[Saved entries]
◆ ◆ ◆

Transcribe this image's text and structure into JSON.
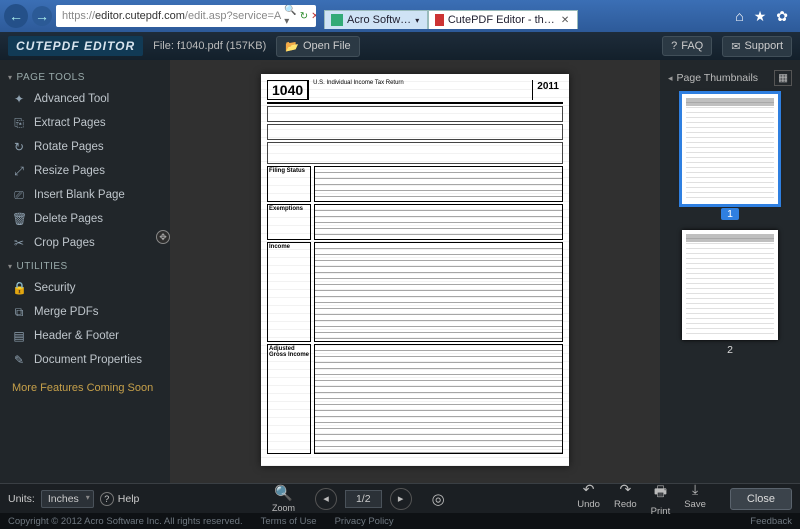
{
  "browser": {
    "url_plain": "https://",
    "url_host": "editor.cutepdf.com",
    "url_path": "/edit.asp?service=A",
    "search_badge": "🔍 ▾",
    "refresh": "↻",
    "stop": "✕",
    "tabs": [
      {
        "label": "Acro Softw…"
      },
      {
        "label": "CutePDF Editor - th…"
      }
    ]
  },
  "header": {
    "logo": "CUTEPDF EDITOR",
    "file_label": "File: f1040.pdf (157KB)",
    "open_file": "Open File",
    "faq": "FAQ",
    "support": "Support"
  },
  "sidebar": {
    "section_page": "PAGE TOOLS",
    "page_items": [
      {
        "icon": "✦",
        "label": "Advanced Tool"
      },
      {
        "icon": "⎘",
        "label": "Extract Pages"
      },
      {
        "icon": "↻",
        "label": "Rotate Pages"
      },
      {
        "icon": "⤢",
        "label": "Resize Pages"
      },
      {
        "icon": "⎚",
        "label": "Insert Blank Page"
      },
      {
        "icon": "🗑",
        "label": "Delete Pages"
      },
      {
        "icon": "✂",
        "label": "Crop Pages"
      }
    ],
    "section_util": "UTILITIES",
    "util_items": [
      {
        "icon": "🔒",
        "label": "Security"
      },
      {
        "icon": "⧉",
        "label": "Merge PDFs"
      },
      {
        "icon": "▤",
        "label": "Header & Footer"
      },
      {
        "icon": "✎",
        "label": "Document Properties"
      }
    ],
    "coming": "More Features Coming Soon"
  },
  "document": {
    "form_number": "1040",
    "form_title": "U.S. Individual Income Tax Return",
    "form_year": "2011",
    "sections": [
      "Filing Status",
      "Exemptions",
      "Income",
      "Adjusted Gross Income"
    ]
  },
  "thumbs": {
    "title": "Page Thumbnails",
    "pages": [
      "1",
      "2"
    ],
    "selected": 0
  },
  "bottom": {
    "units_label": "Units:",
    "units_value": "Inches",
    "help": "Help",
    "zoom": "Zoom",
    "page_indicator": "1/2",
    "actions": [
      {
        "icon": "↶",
        "label": "Undo"
      },
      {
        "icon": "↷",
        "label": "Redo"
      },
      {
        "icon": "🖶",
        "label": "Print"
      },
      {
        "icon": "⤓",
        "label": "Save"
      }
    ],
    "close": "Close"
  },
  "footer": {
    "copyright": "Copyright © 2012 Acro Software Inc. All rights reserved.",
    "terms": "Terms of Use",
    "privacy": "Privacy Policy",
    "feedback": "Feedback"
  }
}
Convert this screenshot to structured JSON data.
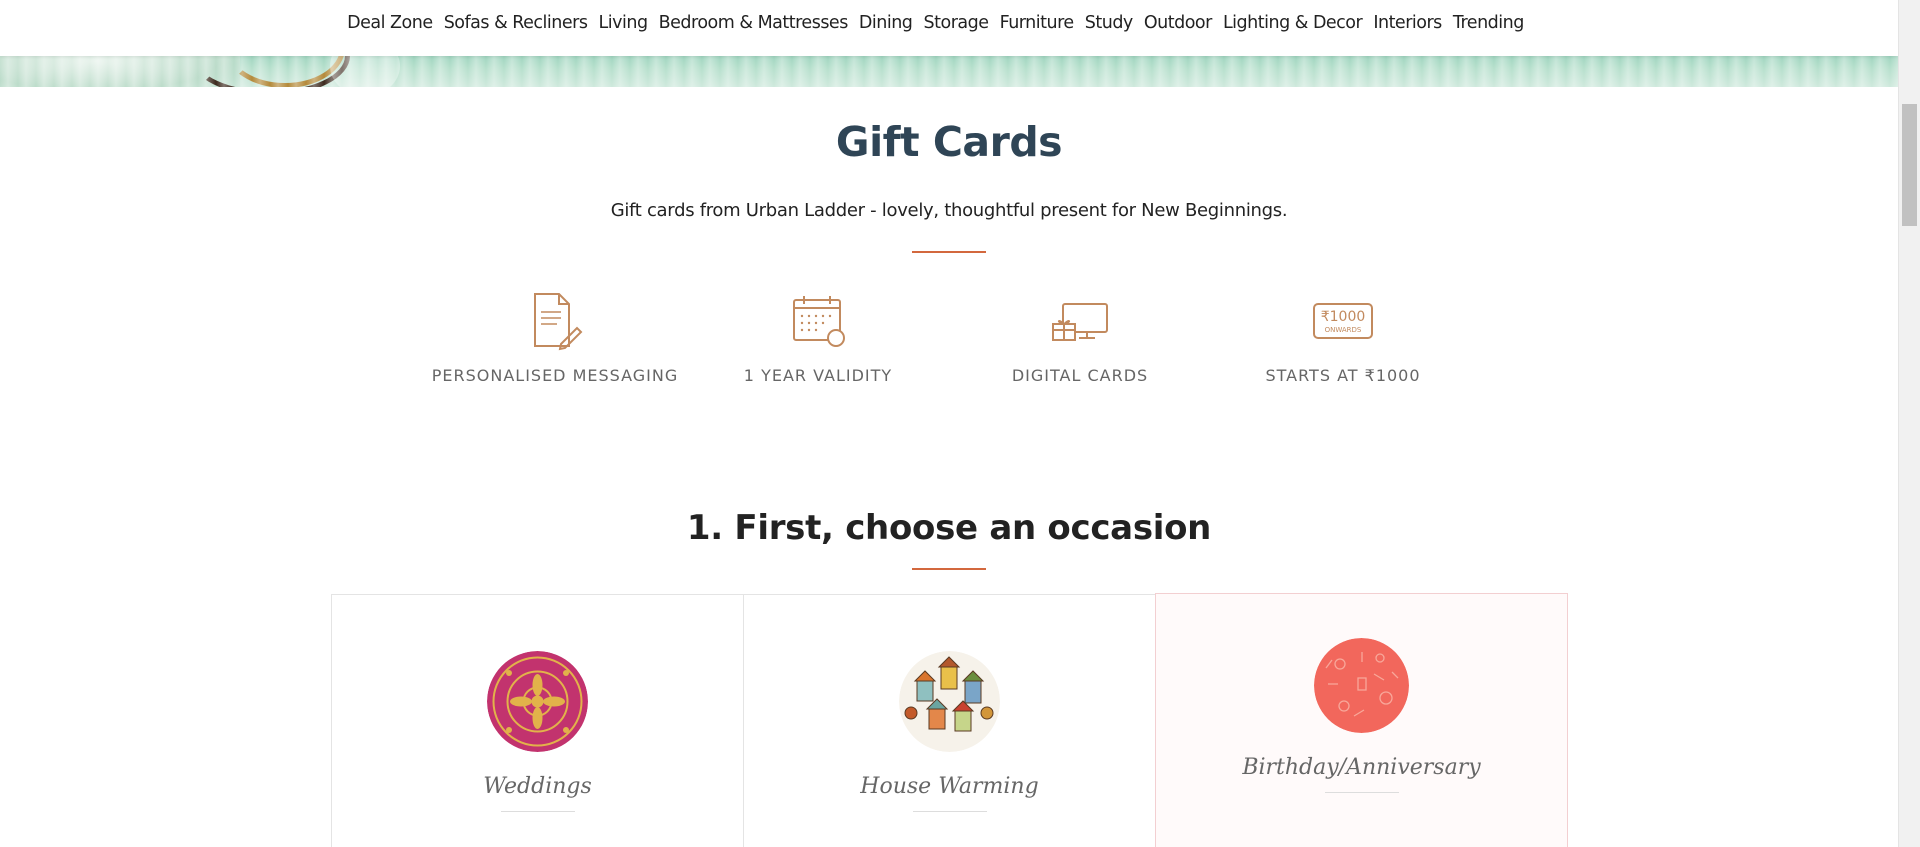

◆ ◆ ◆

--- AIM OF THE EXERCISE ---
Take the entries shown above and quote them verbatim, passing over the pictures.

--- CORRECT RESULT ---
Transcribe this image's text and structure into JSON.
{
  "browser": {
    "url_plain": "https://",
    "url_host": "editor.cutepdf.com",
    "url_path": "/edit.asp?service=A",
    "search_badge": "🔍 ▾",
    "refresh": "↻",
    "stop": "✕",
    "tabs": [
      {
        "label": "Acro Softw…"
      },
      {
        "label": "CutePDF Editor - th…"
      }
    ]
  },
  "header": {
    "logo": "CUTEPDF EDITOR",
    "file_label": "File: f1040.pdf (157KB)",
    "open_file": "Open File",
    "faq": "FAQ",
    "support": "Support"
  },
  "sidebar": {
    "section_page": "PAGE TOOLS",
    "page_items": [
      {
        "icon": "✦",
        "label": "Advanced Tool"
      },
      {
        "icon": "⎘",
        "label": "Extract Pages"
      },
      {
        "icon": "↻",
        "label": "Rotate Pages"
      },
      {
        "icon": "⤢",
        "label": "Resize Pages"
      },
      {
        "icon": "⎚",
        "label": "Insert Blank Page"
      },
      {
        "icon": "🗑",
        "label": "Delete Pages"
      },
      {
        "icon": "✂",
        "label": "Crop Pages"
      }
    ],
    "section_util": "UTILITIES",
    "util_items": [
      {
        "icon": "🔒",
        "label": "Security"
      },
      {
        "icon": "⧉",
        "label": "Merge PDFs"
      },
      {
        "icon": "▤",
        "label": "Header & Footer"
      },
      {
        "icon": "✎",
        "label": "Document Properties"
      }
    ],
    "coming": "More Features Coming Soon"
  },
  "document": {
    "form_number": "1040",
    "form_title": "U.S. Individual Income Tax Return",
    "form_year": "2011",
    "sections": [
      "Filing Status",
      "Exemptions",
      "Income",
      "Adjusted Gross Income"
    ]
  },
  "thumbs": {
    "title": "Page Thumbnails",
    "pages": [
      "1",
      "2"
    ],
    "selected": 0
  },
  "bottom": {
    "units_label": "Units:",
    "units_value": "Inches",
    "help": "Help",
    "zoom": "Zoom",
    "page_indicator": "1/2",
    "actions": [
      {
        "icon": "↶",
        "label": "Undo"
      },
      {
        "icon": "↷",
        "label": "Redo"
      },
      {
        "icon": "🖶",
        "label": "Print"
      },
      {
        "icon": "⤓",
        "label": "Save"
      }
    ],
    "close": "Close"
  },
  "footer": {
    "copyright": "Copyright © 2012 Acro Software Inc. All rights reserved.",
    "terms": "Terms of Use",
    "privacy": "Privacy Policy",
    "feedback": "Feedback"
  }
}
Convert this screenshot to structured JSON data.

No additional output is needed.